> _The request_:
Extract every record, keeping each one exactly as it is.

--------------------

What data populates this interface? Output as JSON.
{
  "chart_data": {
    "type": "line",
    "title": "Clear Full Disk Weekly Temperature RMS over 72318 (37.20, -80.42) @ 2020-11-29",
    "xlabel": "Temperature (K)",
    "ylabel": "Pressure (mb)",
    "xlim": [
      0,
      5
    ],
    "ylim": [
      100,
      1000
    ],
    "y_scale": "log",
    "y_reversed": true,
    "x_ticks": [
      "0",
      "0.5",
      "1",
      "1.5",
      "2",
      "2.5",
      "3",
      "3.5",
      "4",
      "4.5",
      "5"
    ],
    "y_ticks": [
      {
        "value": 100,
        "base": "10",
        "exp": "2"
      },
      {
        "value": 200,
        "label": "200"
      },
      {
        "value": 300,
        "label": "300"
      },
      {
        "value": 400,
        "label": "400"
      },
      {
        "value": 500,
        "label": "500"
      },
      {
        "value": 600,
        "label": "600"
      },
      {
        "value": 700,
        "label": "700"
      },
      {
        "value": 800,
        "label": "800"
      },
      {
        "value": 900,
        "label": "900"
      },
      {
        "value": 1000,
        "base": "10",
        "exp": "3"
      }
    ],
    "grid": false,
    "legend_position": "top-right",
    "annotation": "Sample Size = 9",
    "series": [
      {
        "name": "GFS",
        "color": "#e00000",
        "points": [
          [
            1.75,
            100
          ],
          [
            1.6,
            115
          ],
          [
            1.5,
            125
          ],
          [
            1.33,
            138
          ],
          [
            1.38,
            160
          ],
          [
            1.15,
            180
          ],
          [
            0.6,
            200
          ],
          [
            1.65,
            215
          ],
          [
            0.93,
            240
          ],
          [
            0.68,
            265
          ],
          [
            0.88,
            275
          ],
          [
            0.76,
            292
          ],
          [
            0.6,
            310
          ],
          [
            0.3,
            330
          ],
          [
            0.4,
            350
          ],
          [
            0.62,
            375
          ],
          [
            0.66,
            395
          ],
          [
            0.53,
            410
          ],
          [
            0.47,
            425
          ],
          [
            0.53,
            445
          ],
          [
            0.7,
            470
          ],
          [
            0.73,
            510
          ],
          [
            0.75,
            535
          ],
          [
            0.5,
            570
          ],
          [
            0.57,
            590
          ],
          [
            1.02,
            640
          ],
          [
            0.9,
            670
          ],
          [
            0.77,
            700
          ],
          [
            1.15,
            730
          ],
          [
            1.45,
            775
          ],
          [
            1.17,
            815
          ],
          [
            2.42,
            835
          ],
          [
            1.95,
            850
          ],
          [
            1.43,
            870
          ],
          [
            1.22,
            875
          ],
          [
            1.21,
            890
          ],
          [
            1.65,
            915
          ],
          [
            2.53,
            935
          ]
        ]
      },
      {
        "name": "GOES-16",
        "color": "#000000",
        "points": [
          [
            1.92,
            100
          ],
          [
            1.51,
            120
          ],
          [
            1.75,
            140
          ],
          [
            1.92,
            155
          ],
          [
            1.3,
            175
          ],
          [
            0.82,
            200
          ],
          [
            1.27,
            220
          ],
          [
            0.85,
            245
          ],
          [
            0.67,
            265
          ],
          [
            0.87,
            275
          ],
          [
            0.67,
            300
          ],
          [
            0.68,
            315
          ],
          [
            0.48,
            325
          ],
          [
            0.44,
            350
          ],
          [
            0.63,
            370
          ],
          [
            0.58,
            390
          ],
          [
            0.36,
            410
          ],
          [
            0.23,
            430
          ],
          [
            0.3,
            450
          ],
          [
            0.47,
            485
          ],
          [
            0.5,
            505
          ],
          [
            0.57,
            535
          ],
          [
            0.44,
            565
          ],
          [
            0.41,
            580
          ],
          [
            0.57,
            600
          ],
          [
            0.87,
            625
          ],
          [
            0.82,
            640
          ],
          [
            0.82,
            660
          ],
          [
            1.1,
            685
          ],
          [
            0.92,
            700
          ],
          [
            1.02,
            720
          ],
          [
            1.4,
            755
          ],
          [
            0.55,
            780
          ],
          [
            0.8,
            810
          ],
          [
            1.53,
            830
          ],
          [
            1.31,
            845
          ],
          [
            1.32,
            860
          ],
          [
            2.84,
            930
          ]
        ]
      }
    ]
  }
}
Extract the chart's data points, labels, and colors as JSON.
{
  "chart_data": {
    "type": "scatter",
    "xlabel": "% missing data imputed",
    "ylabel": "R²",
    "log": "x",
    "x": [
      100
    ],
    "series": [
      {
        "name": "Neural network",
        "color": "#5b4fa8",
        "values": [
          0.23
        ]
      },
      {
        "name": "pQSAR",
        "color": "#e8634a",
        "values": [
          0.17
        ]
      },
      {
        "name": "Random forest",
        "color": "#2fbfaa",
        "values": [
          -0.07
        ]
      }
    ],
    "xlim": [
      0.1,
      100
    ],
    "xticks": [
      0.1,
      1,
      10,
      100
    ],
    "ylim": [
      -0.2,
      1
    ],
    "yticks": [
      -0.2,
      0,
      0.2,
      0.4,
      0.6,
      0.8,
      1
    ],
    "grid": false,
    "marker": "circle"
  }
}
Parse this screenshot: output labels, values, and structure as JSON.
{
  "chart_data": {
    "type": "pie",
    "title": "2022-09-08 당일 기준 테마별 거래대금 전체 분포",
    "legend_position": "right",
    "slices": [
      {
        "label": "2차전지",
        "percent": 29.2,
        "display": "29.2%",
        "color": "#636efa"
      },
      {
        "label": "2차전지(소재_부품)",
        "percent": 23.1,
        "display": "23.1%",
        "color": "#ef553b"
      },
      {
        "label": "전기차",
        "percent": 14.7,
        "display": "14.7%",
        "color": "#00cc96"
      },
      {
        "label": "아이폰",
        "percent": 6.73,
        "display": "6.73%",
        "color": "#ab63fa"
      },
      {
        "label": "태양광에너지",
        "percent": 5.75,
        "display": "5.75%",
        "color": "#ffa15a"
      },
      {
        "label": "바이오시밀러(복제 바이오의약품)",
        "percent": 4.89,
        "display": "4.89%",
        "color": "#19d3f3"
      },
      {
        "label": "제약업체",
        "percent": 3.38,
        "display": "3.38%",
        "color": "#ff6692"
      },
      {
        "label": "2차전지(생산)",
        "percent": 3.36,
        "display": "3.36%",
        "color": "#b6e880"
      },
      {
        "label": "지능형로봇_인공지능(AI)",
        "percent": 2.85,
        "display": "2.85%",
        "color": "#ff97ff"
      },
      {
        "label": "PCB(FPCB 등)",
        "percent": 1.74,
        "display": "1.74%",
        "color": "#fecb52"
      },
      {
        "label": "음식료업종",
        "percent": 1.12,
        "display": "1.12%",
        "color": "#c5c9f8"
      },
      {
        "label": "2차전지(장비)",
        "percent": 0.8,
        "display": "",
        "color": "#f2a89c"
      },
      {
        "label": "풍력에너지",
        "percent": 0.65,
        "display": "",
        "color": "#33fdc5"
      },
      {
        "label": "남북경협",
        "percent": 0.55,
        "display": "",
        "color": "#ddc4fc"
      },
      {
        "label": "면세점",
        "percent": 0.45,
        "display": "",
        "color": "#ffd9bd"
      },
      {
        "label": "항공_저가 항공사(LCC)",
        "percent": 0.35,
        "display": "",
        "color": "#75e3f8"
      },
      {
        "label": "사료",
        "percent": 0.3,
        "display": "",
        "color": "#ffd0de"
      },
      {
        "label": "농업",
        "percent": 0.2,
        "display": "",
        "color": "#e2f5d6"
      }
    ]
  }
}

--------------------

> _Answer to the problem_:
What data populates this interface? Output as JSON.
{
  "chart_data": {
    "type": "line",
    "title": "Clear Full Disk Weekly Temperature RMS over 72318 (37.20, -80.42) @ 2020-11-29",
    "xlabel": "Temperature (K)",
    "ylabel": "Pressure (mb)",
    "xlim": [
      0,
      5
    ],
    "ylim": [
      100,
      1000
    ],
    "y_scale": "log",
    "y_reversed": true,
    "x_ticks": [
      "0",
      "0.5",
      "1",
      "1.5",
      "2",
      "2.5",
      "3",
      "3.5",
      "4",
      "4.5",
      "5"
    ],
    "y_ticks": [
      {
        "value": 100,
        "base": "10",
        "exp": "2"
      },
      {
        "value": 200,
        "label": "200"
      },
      {
        "value": 300,
        "label": "300"
      },
      {
        "value": 400,
        "label": "400"
      },
      {
        "value": 500,
        "label": "500"
      },
      {
        "value": 600,
        "label": "600"
      },
      {
        "value": 700,
        "label": "700"
      },
      {
        "value": 800,
        "label": "800"
      },
      {
        "value": 900,
        "label": "900"
      },
      {
        "value": 1000,
        "base": "10",
        "exp": "3"
      }
    ],
    "grid": false,
    "legend_position": "top-right",
    "annotation": "Sample Size = 9",
    "series": [
      {
        "name": "GFS",
        "color": "#e00000",
        "points": [
          [
            1.75,
            100
          ],
          [
            1.6,
            115
          ],
          [
            1.5,
            125
          ],
          [
            1.33,
            138
          ],
          [
            1.38,
            160
          ],
          [
            1.15,
            180
          ],
          [
            0.6,
            200
          ],
          [
            1.65,
            215
          ],
          [
            0.93,
            240
          ],
          [
            0.68,
            265
          ],
          [
            0.88,
            275
          ],
          [
            0.76,
            292
          ],
          [
            0.6,
            310
          ],
          [
            0.3,
            330
          ],
          [
            0.4,
            350
          ],
          [
            0.62,
            375
          ],
          [
            0.66,
            395
          ],
          [
            0.53,
            410
          ],
          [
            0.47,
            425
          ],
          [
            0.53,
            445
          ],
          [
            0.7,
            470
          ],
          [
            0.73,
            510
          ],
          [
            0.75,
            535
          ],
          [
            0.5,
            570
          ],
          [
            0.57,
            590
          ],
          [
            1.02,
            640
          ],
          [
            0.9,
            670
          ],
          [
            0.77,
            700
          ],
          [
            1.15,
            730
          ],
          [
            1.45,
            775
          ],
          [
            1.17,
            815
          ],
          [
            2.42,
            835
          ],
          [
            1.95,
            850
          ],
          [
            1.43,
            870
          ],
          [
            1.22,
            875
          ],
          [
            1.21,
            890
          ],
          [
            1.65,
            915
          ],
          [
            2.53,
            935
          ]
        ]
      },
      {
        "name": "GOES-16",
        "color": "#000000",
        "points": [
          [
            1.92,
            100
          ],
          [
            1.51,
            120
          ],
          [
            1.75,
            140
          ],
          [
            1.92,
            155
          ],
          [
            1.3,
            175
          ],
          [
            0.82,
            200
          ],
          [
            1.27,
            220
          ],
          [
            0.85,
            245
          ],
          [
            0.67,
            265
          ],
          [
            0.87,
            275
          ],
          [
            0.67,
            300
          ],
          [
            0.68,
            315
          ],
          [
            0.48,
            325
          ],
          [
            0.44,
            350
          ],
          [
            0.63,
            370
          ],
          [
            0.58,
            390
          ],
          [
            0.36,
            410
          ],
          [
            0.23,
            430
          ],
          [
            0.3,
            450
          ],
          [
            0.47,
            485
          ],
          [
            0.5,
            505
          ],
          [
            0.57,
            535
          ],
          [
            0.44,
            565
          ],
          [
            0.41,
            580
          ],
          [
            0.57,
            600
          ],
          [
            0.87,
            625
          ],
          [
            0.82,
            640
          ],
          [
            0.82,
            660
          ],
          [
            1.1,
            685
          ],
          [
            0.92,
            700
          ],
          [
            1.02,
            720
          ],
          [
            1.4,
            755
          ],
          [
            0.55,
            780
          ],
          [
            0.8,
            810
          ],
          [
            1.53,
            830
          ],
          [
            1.31,
            845
          ],
          [
            1.32,
            860
          ],
          [
            2.84,
            930
          ]
        ]
      }
    ]
  }
}
Extract the chart's data points, labels, and colors as JSON.
{
  "chart_data": {
    "type": "scatter",
    "xlabel": "% missing data imputed",
    "ylabel": "R²",
    "log": "x",
    "x": [
      100
    ],
    "series": [
      {
        "name": "Neural network",
        "color": "#5b4fa8",
        "values": [
          0.23
        ]
      },
      {
        "name": "pQSAR",
        "color": "#e8634a",
        "values": [
          0.17
        ]
      },
      {
        "name": "Random forest",
        "color": "#2fbfaa",
        "values": [
          -0.07
        ]
      }
    ],
    "xlim": [
      0.1,
      100
    ],
    "xticks": [
      0.1,
      1,
      10,
      100
    ],
    "ylim": [
      -0.2,
      1
    ],
    "yticks": [
      -0.2,
      0,
      0.2,
      0.4,
      0.6,
      0.8,
      1
    ],
    "grid": false,
    "marker": "circle"
  }
}
Parse this screenshot: output labels, values, and structure as JSON.
{
  "chart_data": {
    "type": "pie",
    "title": "2022-09-08 당일 기준 테마별 거래대금 전체 분포",
    "legend_position": "right",
    "slices": [
      {
        "label": "2차전지",
        "percent": 29.2,
        "display": "29.2%",
        "color": "#636efa"
      },
      {
        "label": "2차전지(소재_부품)",
        "percent": 23.1,
        "display": "23.1%",
        "color": "#ef553b"
      },
      {
        "label": "전기차",
        "percent": 14.7,
        "display": "14.7%",
        "color": "#00cc96"
      },
      {
        "label": "아이폰",
        "percent": 6.73,
        "display": "6.73%",
        "color": "#ab63fa"
      },
      {
        "label": "태양광에너지",
        "percent": 5.75,
        "display": "5.75%",
        "color": "#ffa15a"
      },
      {
        "label": "바이오시밀러(복제 바이오의약품)",
        "percent": 4.89,
        "display": "4.89%",
        "color": "#19d3f3"
      },
      {
        "label": "제약업체",
        "percent": 3.38,
        "display": "3.38%",
        "color": "#ff6692"
      },
      {
        "label": "2차전지(생산)",
        "percent": 3.36,
        "display": "3.36%",
        "color": "#b6e880"
      },
      {
        "label": "지능형로봇_인공지능(AI)",
        "percent": 2.85,
        "display": "2.85%",
        "color": "#ff97ff"
      },
      {
        "label": "PCB(FPCB 등)",
        "percent": 1.74,
        "display": "1.74%",
        "color": "#fecb52"
      },
      {
        "label": "음식료업종",
        "percent": 1.12,
        "display": "1.12%",
        "color": "#c5c9f8"
      },
      {
        "label": "2차전지(장비)",
        "percent": 0.8,
        "display": "",
        "color": "#f2a89c"
      },
      {
        "label": "풍력에너지",
        "percent": 0.65,
        "display": "",
        "color": "#33fdc5"
      },
      {
        "label": "남북경협",
        "percent": 0.55,
        "display": "",
        "color": "#ddc4fc"
      },
      {
        "label": "면세점",
        "percent": 0.45,
        "display": "",
        "color": "#ffd9bd"
      },
      {
        "label": "항공_저가 항공사(LCC)",
        "percent": 0.35,
        "display": "",
        "color": "#75e3f8"
      },
      {
        "label": "사료",
        "percent": 0.3,
        "display": "",
        "color": "#ffd0de"
      },
      {
        "label": "농업",
        "percent": 0.2,
        "display": "",
        "color": "#e2f5d6"
      }
    ]
  }
}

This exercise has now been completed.